> Task input:

········

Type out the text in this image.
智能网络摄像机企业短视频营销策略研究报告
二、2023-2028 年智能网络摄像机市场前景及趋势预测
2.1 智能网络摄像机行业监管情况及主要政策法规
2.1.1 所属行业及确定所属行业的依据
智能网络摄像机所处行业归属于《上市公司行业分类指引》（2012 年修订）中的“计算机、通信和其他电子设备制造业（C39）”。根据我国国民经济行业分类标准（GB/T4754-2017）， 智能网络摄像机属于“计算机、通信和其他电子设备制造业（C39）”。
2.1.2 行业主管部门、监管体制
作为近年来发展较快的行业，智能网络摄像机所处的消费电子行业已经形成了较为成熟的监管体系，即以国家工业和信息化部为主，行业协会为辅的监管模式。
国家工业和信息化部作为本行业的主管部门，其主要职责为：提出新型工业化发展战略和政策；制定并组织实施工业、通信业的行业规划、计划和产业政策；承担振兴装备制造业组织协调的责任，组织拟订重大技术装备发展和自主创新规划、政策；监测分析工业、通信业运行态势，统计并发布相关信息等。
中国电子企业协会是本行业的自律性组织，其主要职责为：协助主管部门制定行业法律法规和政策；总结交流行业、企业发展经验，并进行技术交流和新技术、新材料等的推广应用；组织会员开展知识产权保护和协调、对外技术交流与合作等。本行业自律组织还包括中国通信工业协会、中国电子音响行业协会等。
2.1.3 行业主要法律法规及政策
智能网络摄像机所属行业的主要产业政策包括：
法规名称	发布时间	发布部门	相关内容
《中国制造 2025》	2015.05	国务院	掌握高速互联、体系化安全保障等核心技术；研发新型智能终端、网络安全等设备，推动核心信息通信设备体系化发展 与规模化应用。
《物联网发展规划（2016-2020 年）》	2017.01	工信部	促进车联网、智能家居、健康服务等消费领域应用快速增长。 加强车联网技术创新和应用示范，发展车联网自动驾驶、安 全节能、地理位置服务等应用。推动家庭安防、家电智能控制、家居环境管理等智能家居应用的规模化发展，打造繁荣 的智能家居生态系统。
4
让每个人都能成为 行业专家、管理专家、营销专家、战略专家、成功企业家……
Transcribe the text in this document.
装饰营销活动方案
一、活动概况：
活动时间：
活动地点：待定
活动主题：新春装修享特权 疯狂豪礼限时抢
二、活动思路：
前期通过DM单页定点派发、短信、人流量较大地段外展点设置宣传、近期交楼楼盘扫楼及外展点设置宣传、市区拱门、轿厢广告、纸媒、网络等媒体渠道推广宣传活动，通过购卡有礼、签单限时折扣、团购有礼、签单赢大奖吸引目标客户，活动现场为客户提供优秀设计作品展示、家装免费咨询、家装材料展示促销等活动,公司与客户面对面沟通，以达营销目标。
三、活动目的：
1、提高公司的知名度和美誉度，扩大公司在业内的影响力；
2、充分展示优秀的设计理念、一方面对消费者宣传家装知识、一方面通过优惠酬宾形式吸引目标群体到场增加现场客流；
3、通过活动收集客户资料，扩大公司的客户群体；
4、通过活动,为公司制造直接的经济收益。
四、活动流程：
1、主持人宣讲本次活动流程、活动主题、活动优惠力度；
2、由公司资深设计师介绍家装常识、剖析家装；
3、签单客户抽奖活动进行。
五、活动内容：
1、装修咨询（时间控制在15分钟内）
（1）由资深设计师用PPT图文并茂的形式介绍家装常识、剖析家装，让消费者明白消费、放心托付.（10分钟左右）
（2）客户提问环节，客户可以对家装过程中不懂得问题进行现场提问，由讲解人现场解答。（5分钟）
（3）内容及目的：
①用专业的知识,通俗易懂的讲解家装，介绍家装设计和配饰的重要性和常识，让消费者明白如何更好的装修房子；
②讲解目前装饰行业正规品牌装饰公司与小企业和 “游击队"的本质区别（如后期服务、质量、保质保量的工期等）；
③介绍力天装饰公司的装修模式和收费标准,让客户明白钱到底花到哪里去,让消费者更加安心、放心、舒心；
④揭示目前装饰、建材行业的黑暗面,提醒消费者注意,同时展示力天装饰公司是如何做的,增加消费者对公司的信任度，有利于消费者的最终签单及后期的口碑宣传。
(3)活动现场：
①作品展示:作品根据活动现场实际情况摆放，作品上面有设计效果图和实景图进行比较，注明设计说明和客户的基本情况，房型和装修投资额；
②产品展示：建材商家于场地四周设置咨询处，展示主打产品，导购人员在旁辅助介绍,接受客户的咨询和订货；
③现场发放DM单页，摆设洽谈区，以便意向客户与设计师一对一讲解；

········

> Exercise details: Your task is to repeat every entry exactly.

> Right answer:
Type out the text in this image.
智能网络摄像机企业短视频营销策略研究报告
二、2023-2028 年智能网络摄像机市场前景及趋势预测
2.1 智能网络摄像机行业监管情况及主要政策法规
2.1.1 所属行业及确定所属行业的依据
智能网络摄像机所处行业归属于《上市公司行业分类指引》（2012 年修订）中的“计算机、通信和其他电子设备制造业（C39）”。根据我国国民经济行业分类标准（GB/T4754-2017）， 智能网络摄像机属于“计算机、通信和其他电子设备制造业（C39）”。
2.1.2 行业主管部门、监管体制
作为近年来发展较快的行业，智能网络摄像机所处的消费电子行业已经形成了较为成熟的监管体系，即以国家工业和信息化部为主，行业协会为辅的监管模式。
国家工业和信息化部作为本行业的主管部门，其主要职责为：提出新型工业化发展战略和政策；制定并组织实施工业、通信业的行业规划、计划和产业政策；承担振兴装备制造业组织协调的责任，组织拟订重大技术装备发展和自主创新规划、政策；监测分析工业、通信业运行态势，统计并发布相关信息等。
中国电子企业协会是本行业的自律性组织，其主要职责为：协助主管部门制定行业法律法规和政策；总结交流行业、企业发展经验，并进行技术交流和新技术、新材料等的推广应用；组织会员开展知识产权保护和协调、对外技术交流与合作等。本行业自律组织还包括中国通信工业协会、中国电子音响行业协会等。
2.1.3 行业主要法律法规及政策
智能网络摄像机所属行业的主要产业政策包括：
法规名称	发布时间	发布部门	相关内容
《中国制造 2025》	2015.05	国务院	掌握高速互联、体系化安全保障等核心技术；研发新型智能终端、网络安全等设备，推动核心信息通信设备体系化发展 与规模化应用。
《物联网发展规划（2016-2020 年）》	2017.01	工信部	促进车联网、智能家居、健康服务等消费领域应用快速增长。 加强车联网技术创新和应用示范，发展车联网自动驾驶、安 全节能、地理位置服务等应用。推动家庭安防、家电智能控制、家居环境管理等智能家居应用的规模化发展，打造繁荣 的智能家居生态系统。
4
让每个人都能成为 行业专家、管理专家、营销专家、战略专家、成功企业家……
Transcribe the text in this document.
装饰营销活动方案
一、活动概况：
活动时间：
活动地点：待定
活动主题：新春装修享特权 疯狂豪礼限时抢
二、活动思路：
前期通过DM单页定点派发、短信、人流量较大地段外展点设置宣传、近期交楼楼盘扫楼及外展点设置宣传、市区拱门、轿厢广告、纸媒、网络等媒体渠道推广宣传活动，通过购卡有礼、签单限时折扣、团购有礼、签单赢大奖吸引目标客户，活动现场为客户提供优秀设计作品展示、家装免费咨询、家装材料展示促销等活动,公司与客户面对面沟通，以达营销目标。
三、活动目的：
1、提高公司的知名度和美誉度，扩大公司在业内的影响力；
2、充分展示优秀的设计理念、一方面对消费者宣传家装知识、一方面通过优惠酬宾形式吸引目标群体到场增加现场客流；
3、通过活动收集客户资料，扩大公司的客户群体；
4、通过活动,为公司制造直接的经济收益。
四、活动流程：
1、主持人宣讲本次活动流程、活动主题、活动优惠力度；
2、由公司资深设计师介绍家装常识、剖析家装；
3、签单客户抽奖活动进行。
五、活动内容：
1、装修咨询（时间控制在15分钟内）
（1）由资深设计师用PPT图文并茂的形式介绍家装常识、剖析家装，让消费者明白消费、放心托付.（10分钟左右）
（2）客户提问环节，客户可以对家装过程中不懂得问题进行现场提问，由讲解人现场解答。（5分钟）
（3）内容及目的：
①用专业的知识,通俗易懂的讲解家装，介绍家装设计和配饰的重要性和常识，让消费者明白如何更好的装修房子；
②讲解目前装饰行业正规品牌装饰公司与小企业和 “游击队"的本质区别（如后期服务、质量、保质保量的工期等）；
③介绍力天装饰公司的装修模式和收费标准,让客户明白钱到底花到哪里去,让消费者更加安心、放心、舒心；
④揭示目前装饰、建材行业的黑暗面,提醒消费者注意,同时展示力天装饰公司是如何做的,增加消费者对公司的信任度，有利于消费者的最终签单及后期的口碑宣传。
(3)活动现场：
①作品展示:作品根据活动现场实际情况摆放，作品上面有设计效果图和实景图进行比较，注明设计说明和客户的基本情况，房型和装修投资额；
②产品展示：建材商家于场地四周设置咨询处，展示主打产品，导购人员在旁辅助介绍,接受客户的咨询和订货；
③现场发放DM单页，摆设洽谈区，以便意向客户与设计师一对一讲解；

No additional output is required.